Task prompt: Transcribe every line exactly. Leave the pictures behind.

Provided entries:
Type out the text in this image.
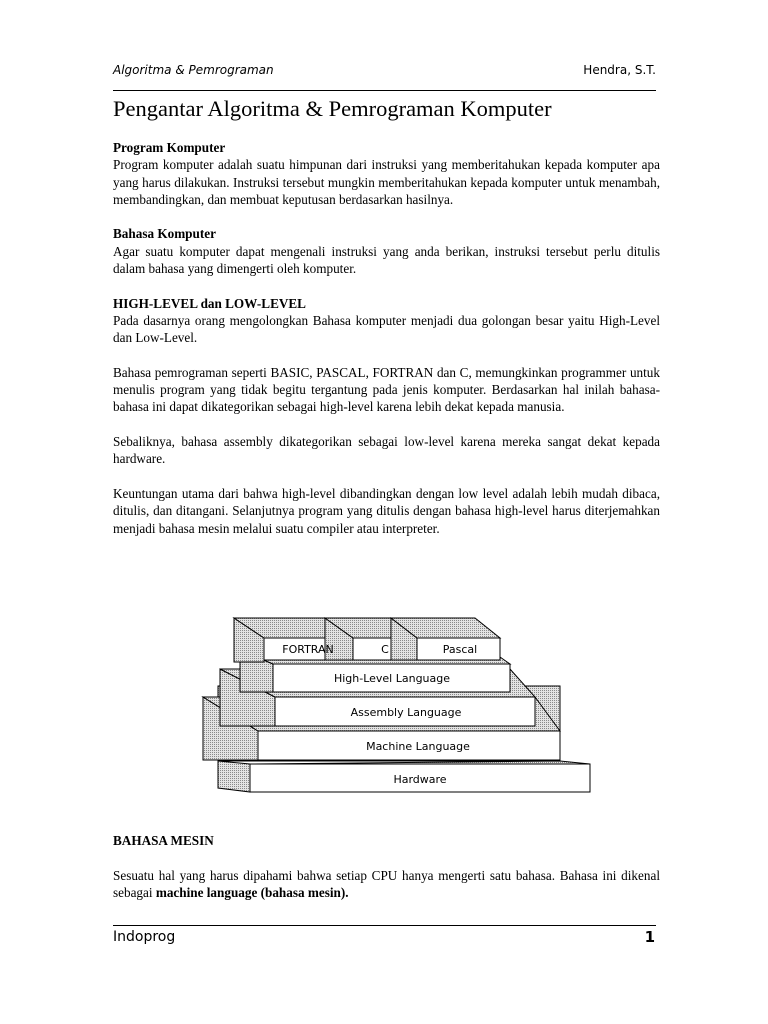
Algoritma & Pemrograman	Hendra, S.T.
Pengantar Algoritma & Pemrograman Komputer
Program Komputer

Program komputer adalah suatu himpunan dari instruksi yang memberitahukan kepada komputer apa yang harus dilakukan. Instruksi tersebut mungkin memberitahukan kepada komputer untuk menambah, membandingkan, dan membuat keputusan berdasarkan hasilnya.

Bahasa Komputer

Agar suatu komputer dapat mengenali instruksi yang anda berikan, instruksi tersebut perlu ditulis dalam bahasa yang dimengerti oleh komputer.

HIGH-LEVEL dan LOW-LEVEL

Pada dasarnya orang mengolongkan Bahasa komputer menjadi dua golongan besar yaitu High-Level dan Low-Level.

Bahasa pemrograman seperti BASIC, PASCAL, FORTRAN dan C, memungkinkan programmer untuk menulis program yang tidak begitu tergantung pada jenis komputer. Berdasarkan hal inilah bahasa-bahasa ini dapat dikategorikan sebagai high-level karena lebih dekat kepada manusia.

Sebaliknya, bahasa assembly dikategorikan sebagai low-level karena mereka sangat dekat kepada hardware.

Keuntungan utama dari bahwa high-level dibandingkan dengan low level adalah lebih mudah dibaca, ditulis, dan ditangani. Selanjutnya program yang ditulis dengan bahasa high-level harus diterjemahkan menjadi bahasa mesin melalui suatu compiler atau interpreter.

FORTRAN	C	Pascal
High-Level Language
Assembly Language
Machine Language
Hardware
BAHASA MESIN

Sesuatu hal yang harus dipahami bahwa setiap CPU hanya mengerti satu bahasa. Bahasa ini dikenal sebagai machine language (bahasa mesin).

Indoprog	1
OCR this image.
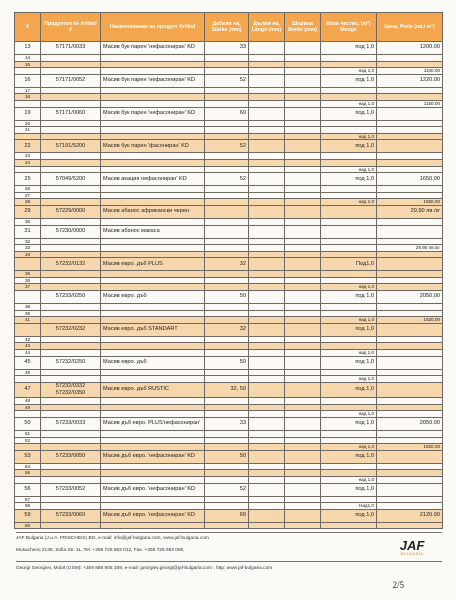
#	Продуктов № Artikel #	Наименование на продукт Artikel	Дебели на, Stärke (mm)	Дължи на, Länge (mm)	Ширина Breite (mm)	Коли чество, (m²) Menge	Цена, Preis (лв./ m²)
13	57171/0033	Масив бук парен 'нефасониран' KD	33			под 1,0	1200.00
14							
15							
						над 1,0	1100.00
16	57171/0052	Масив бук парен 'нефасониран' KD	52			под 1,0	1220.00
17							
18							
						над 1,0	1150.00
19	57171/0060	Масив бук парен 'нефасониран' KD	60			под 1,0	
20							
21							
						над 1,0	
22	57191/5200	Масив бук парен 'фасониран' KD	52			под 1,0	
23							
24							
						над 1,0	
25	57049/5200	Масив акация нефасониран' KD	52			под 1,0	1650,00
26							
27							
28						над 1,0	1550,00
29	57229/0000	Масив абанос африкански черен					29,90 лв./кг
30							
31	57230/0000	Масив абанос макаса					
32							
33							29,90 лв./кг
34							
	57232/0132	Масив евро. дъб PLUS	32			Под1,0	
35							
36							
37						над 1,0	
	57233/0250	Масив евро. дъб	50			под 1,0	2050,00
38							
39							
41						над 1,0	1920,00
	57232/0232	Масив евро. дъб STANDART	32			под 1,0	
42							
43							
44						над 1,0	
45	57232/0250	Масив евро. дъб	50			под 1,0	
46							
						над 1,0	
47	57232/0332 57232/0350	Масив евро. дъб RUSTIC	32, 50			под 1,0	
48							
49							
						над 1,0	
50	57233/0033	Масив дъб евро. PLUS'нефасониран'	33			под 1,0	2050.00
51							
52							
						над 1,0	1920.00
53	57233/0050	Масив дъб евро. 'нефасониран' KD	50			под 1,0	
54							
55							
						над 1,0	
56	57233/0052	Масив дъб евро. 'нефасониран' KD	52			под 1,0	
57							
58						Над1,0	
59	57233/0060	Масив дъб евро. 'нефасониран' KD	60			под 1,0	2120.00
60							
JAF Bulgaria (J.u.A. FRISCHEIS) BG, e-mail: info@jaf-bulgaria.com, www.jaf-bulgaria.com
Musachevo 2139, Sofia Str. 11, Tel. +359 725 663 012, Fax. +359 725 663 090,
Georgi Georgiev, Mobil (GSM): +359 888 905 309, e-mail: georgiev.georgi@jaf-bulgaria.com ; http: www.jaf-bulgaria.com
JAF
BULGARIA
2/5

Correct answer:
Type out the text in this image.
Algoritma & Pemrograman	Hendra, S.T.
Pengantar Algoritma & Pemrograman Komputer
Program Komputer

Program komputer adalah suatu himpunan dari instruksi yang memberitahukan kepada komputer apa yang harus dilakukan. Instruksi tersebut mungkin memberitahukan kepada komputer untuk menambah, membandingkan, dan membuat keputusan berdasarkan hasilnya.

Bahasa Komputer

Agar suatu komputer dapat mengenali instruksi yang anda berikan, instruksi tersebut perlu ditulis dalam bahasa yang dimengerti oleh komputer.

HIGH-LEVEL dan LOW-LEVEL

Pada dasarnya orang mengolongkan Bahasa komputer menjadi dua golongan besar yaitu High-Level dan Low-Level.

Bahasa pemrograman seperti BASIC, PASCAL, FORTRAN dan C, memungkinkan programmer untuk menulis program yang tidak begitu tergantung pada jenis komputer. Berdasarkan hal inilah bahasa-bahasa ini dapat dikategorikan sebagai high-level karena lebih dekat kepada manusia.

Sebaliknya, bahasa assembly dikategorikan sebagai low-level karena mereka sangat dekat kepada hardware.

Keuntungan utama dari bahwa high-level dibandingkan dengan low level adalah lebih mudah dibaca, ditulis, dan ditangani. Selanjutnya program yang ditulis dengan bahasa high-level harus diterjemahkan menjadi bahasa mesin melalui suatu compiler atau interpreter.

FORTRAN	C	Pascal
High-Level Language
Assembly Language
Machine Language
Hardware
BAHASA MESIN

Sesuatu hal yang harus dipahami bahwa setiap CPU hanya mengerti satu bahasa. Bahasa ini dikenal sebagai machine language (bahasa mesin).

Indoprog	1
OCR this image.
#	Продуктов № Artikel #	Наименование на продукт Artikel	Дебели на, Stärke (mm)	Дължи на, Länge (mm)	Ширина Breite (mm)	Коли чество, (m²) Menge	Цена, Preis (лв./ m²)
13	57171/0033	Масив бук парен 'нефасониран' KD	33			под 1,0	1200.00
14							
15							
						над 1,0	1100.00
16	57171/0052	Масив бук парен 'нефасониран' KD	52			под 1,0	1220.00
17							
18							
						над 1,0	1150.00
19	57171/0060	Масив бук парен 'нефасониран' KD	60			под 1,0	
20							
21							
						над 1,0	
22	57191/5200	Масив бук парен 'фасониран' KD	52			под 1,0	
23							
24							
						над 1,0	
25	57049/5200	Масив акация нефасониран' KD	52			под 1,0	1650,00
26							
27							
28						над 1,0	1550,00
29	57229/0000	Масив абанос африкански черен					29,90 лв./кг
30							
31	57230/0000	Масив абанос макаса					
32							
33							29,90 лв./кг
34							
	57232/0132	Масив евро. дъб PLUS	32			Под1,0	
35							
36							
37						над 1,0	
	57233/0250	Масив евро. дъб	50			под 1,0	2050,00
38							
39							
41						над 1,0	1920,00
	57232/0232	Масив евро. дъб STANDART	32			под 1,0	
42							
43							
44						над 1,0	
45	57232/0250	Масив евро. дъб	50			под 1,0	
46							
						над 1,0	
47	57232/0332 57232/0350	Масив евро. дъб RUSTIC	32, 50			под 1,0	
48							
49							
						над 1,0	
50	57233/0033	Масив дъб евро. PLUS'нефасониран'	33			под 1,0	2050.00
51							
52							
						над 1,0	1920.00
53	57233/0050	Масив дъб евро. 'нефасониран' KD	50			под 1,0	
54							
55							
						над 1,0	
56	57233/0052	Масив дъб евро. 'нефасониран' KD	52			под 1,0	
57							
58						Над1,0	
59	57233/0060	Масив дъб евро. 'нефасониран' KD	60			под 1,0	2120.00
60							
JAF Bulgaria (J.u.A. FRISCHEIS) BG, e-mail: info@jaf-bulgaria.com, www.jaf-bulgaria.com
Musachevo 2139, Sofia Str. 11, Tel. +359 725 663 012, Fax. +359 725 663 090,
Georgi Georgiev, Mobil (GSM): +359 888 905 309, e-mail: georgiev.georgi@jaf-bulgaria.com ; http: www.jaf-bulgaria.com
JAF
BULGARIA
2/5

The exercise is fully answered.